## Task brief
Gather all lines containing the string "template" and copy them out.

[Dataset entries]
- - - -

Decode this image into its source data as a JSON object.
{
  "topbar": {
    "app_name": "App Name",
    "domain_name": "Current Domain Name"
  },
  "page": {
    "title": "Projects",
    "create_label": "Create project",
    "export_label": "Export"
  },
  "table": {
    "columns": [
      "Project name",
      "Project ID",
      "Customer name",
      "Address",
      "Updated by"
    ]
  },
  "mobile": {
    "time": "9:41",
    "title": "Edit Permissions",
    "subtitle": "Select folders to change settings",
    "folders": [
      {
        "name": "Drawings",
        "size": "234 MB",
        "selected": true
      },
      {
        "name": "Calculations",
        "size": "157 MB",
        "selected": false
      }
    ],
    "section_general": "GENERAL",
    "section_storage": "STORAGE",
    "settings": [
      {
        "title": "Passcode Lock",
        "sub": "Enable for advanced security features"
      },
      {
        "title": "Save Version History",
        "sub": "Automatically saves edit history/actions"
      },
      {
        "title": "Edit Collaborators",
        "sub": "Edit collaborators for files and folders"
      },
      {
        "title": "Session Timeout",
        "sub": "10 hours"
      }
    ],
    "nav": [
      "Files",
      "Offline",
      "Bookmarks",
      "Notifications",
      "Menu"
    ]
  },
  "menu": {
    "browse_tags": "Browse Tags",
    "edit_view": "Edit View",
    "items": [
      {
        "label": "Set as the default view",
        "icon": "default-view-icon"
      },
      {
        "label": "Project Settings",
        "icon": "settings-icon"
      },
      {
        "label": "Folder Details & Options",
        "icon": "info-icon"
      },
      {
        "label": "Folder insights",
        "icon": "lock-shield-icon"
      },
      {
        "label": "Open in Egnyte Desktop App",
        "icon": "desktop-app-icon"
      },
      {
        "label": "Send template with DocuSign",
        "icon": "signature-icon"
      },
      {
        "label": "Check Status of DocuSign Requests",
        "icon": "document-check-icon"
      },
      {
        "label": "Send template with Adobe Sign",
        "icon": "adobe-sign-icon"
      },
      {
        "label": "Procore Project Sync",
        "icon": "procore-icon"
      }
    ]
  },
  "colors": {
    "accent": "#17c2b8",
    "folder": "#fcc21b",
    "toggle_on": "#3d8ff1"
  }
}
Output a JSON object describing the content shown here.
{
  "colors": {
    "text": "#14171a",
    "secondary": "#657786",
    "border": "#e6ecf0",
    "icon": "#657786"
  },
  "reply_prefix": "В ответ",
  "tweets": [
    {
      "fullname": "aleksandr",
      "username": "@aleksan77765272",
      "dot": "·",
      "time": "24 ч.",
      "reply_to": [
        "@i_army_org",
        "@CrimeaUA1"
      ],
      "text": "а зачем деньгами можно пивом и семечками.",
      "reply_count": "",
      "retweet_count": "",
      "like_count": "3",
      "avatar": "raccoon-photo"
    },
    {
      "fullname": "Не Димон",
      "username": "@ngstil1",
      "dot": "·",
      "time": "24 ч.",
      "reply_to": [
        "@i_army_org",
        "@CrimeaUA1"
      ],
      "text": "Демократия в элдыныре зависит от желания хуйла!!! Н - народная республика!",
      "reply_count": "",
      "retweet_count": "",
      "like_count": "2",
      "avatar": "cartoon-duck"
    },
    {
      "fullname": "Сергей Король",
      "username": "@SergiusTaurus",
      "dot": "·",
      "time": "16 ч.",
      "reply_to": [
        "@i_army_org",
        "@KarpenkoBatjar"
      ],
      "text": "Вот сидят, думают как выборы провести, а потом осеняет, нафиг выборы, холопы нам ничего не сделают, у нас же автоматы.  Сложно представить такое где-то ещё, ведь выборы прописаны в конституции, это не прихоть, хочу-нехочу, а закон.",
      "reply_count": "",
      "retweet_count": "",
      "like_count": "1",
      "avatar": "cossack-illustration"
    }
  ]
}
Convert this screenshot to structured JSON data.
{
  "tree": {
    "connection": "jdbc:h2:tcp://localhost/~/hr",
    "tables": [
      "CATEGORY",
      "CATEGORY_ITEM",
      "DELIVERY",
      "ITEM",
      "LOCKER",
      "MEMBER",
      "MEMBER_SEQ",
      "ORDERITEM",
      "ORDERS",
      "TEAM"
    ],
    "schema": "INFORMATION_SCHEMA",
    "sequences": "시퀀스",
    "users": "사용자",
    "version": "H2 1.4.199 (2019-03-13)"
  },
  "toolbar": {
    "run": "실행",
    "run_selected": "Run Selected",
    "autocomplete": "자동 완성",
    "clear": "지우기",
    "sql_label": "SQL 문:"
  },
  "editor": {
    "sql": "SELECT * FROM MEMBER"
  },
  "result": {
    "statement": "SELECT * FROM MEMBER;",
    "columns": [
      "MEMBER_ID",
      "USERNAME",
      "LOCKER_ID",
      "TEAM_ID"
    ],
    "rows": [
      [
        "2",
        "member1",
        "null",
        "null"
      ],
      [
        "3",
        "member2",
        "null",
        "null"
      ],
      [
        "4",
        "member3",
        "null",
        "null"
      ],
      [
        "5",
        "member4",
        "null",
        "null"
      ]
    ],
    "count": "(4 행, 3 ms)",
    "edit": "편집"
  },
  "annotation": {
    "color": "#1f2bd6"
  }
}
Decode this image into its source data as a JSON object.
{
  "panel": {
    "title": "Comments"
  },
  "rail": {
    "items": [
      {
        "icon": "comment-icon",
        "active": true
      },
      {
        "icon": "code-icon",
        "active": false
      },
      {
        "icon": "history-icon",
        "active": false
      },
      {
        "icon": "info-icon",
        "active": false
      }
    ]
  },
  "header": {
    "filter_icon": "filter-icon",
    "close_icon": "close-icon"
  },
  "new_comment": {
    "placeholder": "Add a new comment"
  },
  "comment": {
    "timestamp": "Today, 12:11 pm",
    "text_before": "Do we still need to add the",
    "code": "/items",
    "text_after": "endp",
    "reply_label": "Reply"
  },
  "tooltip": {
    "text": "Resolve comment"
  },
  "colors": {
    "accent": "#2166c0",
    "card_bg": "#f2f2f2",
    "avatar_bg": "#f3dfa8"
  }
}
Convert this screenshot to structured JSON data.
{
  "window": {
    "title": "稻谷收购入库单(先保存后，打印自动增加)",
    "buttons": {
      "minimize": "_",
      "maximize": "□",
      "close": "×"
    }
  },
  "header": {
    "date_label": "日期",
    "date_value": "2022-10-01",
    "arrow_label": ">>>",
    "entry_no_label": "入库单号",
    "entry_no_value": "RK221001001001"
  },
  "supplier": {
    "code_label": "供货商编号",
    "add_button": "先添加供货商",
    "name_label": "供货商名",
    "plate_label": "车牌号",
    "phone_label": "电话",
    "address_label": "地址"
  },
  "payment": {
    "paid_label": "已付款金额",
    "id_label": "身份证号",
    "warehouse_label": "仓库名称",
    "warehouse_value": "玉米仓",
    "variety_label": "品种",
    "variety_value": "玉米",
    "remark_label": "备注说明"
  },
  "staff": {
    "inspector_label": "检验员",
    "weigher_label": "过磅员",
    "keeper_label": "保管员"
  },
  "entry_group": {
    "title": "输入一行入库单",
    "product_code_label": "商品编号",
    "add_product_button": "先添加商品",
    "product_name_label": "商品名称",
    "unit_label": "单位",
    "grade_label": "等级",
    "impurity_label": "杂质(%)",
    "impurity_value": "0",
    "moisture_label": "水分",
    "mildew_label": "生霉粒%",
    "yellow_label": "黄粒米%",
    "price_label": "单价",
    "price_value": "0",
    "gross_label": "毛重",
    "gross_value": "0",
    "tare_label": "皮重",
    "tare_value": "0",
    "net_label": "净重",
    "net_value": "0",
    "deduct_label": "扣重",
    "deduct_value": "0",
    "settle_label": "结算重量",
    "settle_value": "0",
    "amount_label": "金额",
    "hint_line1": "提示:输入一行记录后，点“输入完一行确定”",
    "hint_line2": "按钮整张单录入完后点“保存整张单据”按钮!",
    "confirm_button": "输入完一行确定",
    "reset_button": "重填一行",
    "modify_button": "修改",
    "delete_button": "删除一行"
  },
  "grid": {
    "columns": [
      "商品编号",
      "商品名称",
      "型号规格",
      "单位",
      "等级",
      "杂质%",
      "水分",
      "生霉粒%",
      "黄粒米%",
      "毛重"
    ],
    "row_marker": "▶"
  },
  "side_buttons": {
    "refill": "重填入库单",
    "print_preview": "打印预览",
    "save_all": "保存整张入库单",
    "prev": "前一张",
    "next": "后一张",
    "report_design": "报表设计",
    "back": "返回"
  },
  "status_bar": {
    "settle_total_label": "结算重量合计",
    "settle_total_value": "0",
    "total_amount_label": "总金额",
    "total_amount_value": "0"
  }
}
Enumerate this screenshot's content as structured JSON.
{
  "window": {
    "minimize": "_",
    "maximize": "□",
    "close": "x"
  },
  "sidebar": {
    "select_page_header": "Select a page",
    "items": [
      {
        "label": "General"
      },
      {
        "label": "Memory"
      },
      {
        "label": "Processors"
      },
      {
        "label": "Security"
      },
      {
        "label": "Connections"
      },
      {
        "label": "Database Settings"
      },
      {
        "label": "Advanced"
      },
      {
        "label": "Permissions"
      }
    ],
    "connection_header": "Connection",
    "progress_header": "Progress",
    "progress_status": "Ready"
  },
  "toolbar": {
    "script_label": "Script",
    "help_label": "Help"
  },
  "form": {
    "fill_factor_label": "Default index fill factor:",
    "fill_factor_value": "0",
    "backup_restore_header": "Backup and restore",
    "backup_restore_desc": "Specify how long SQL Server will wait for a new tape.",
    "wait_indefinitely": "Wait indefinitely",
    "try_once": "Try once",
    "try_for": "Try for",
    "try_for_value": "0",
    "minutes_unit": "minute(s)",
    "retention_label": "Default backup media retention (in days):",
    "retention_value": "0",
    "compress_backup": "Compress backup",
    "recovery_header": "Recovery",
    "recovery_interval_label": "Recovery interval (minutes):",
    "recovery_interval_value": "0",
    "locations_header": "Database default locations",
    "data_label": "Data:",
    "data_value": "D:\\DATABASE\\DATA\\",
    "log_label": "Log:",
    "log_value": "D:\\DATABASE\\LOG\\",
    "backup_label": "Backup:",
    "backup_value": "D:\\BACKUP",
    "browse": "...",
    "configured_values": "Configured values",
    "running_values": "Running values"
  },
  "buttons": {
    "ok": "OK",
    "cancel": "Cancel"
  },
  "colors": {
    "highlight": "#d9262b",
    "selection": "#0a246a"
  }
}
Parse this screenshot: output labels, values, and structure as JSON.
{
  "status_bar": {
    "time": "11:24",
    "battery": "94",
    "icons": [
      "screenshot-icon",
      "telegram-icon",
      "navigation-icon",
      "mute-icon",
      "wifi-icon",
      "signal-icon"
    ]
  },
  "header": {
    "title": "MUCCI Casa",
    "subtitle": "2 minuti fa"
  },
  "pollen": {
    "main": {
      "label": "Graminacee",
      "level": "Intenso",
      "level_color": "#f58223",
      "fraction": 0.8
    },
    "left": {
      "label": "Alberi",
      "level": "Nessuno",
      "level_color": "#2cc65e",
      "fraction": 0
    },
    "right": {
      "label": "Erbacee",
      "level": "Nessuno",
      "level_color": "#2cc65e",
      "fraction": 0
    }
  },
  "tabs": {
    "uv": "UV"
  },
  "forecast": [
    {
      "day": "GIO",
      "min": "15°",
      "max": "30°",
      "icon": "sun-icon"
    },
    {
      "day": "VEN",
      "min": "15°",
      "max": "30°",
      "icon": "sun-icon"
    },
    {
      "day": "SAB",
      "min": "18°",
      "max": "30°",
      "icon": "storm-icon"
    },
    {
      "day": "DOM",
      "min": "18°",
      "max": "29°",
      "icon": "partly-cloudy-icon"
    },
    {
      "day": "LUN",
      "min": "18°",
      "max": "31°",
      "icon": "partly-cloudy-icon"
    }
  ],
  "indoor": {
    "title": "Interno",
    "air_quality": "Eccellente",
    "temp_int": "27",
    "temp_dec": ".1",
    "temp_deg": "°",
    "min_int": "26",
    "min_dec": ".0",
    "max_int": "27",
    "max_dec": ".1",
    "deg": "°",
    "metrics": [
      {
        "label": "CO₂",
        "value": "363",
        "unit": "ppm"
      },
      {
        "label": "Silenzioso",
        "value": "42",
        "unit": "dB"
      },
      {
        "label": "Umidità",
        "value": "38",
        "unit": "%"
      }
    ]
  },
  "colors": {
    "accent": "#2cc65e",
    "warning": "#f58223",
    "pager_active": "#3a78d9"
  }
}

- - - -

## The reply
        "label": "Send template with DocuSign",
        "label": "Send template with Adobe Sign",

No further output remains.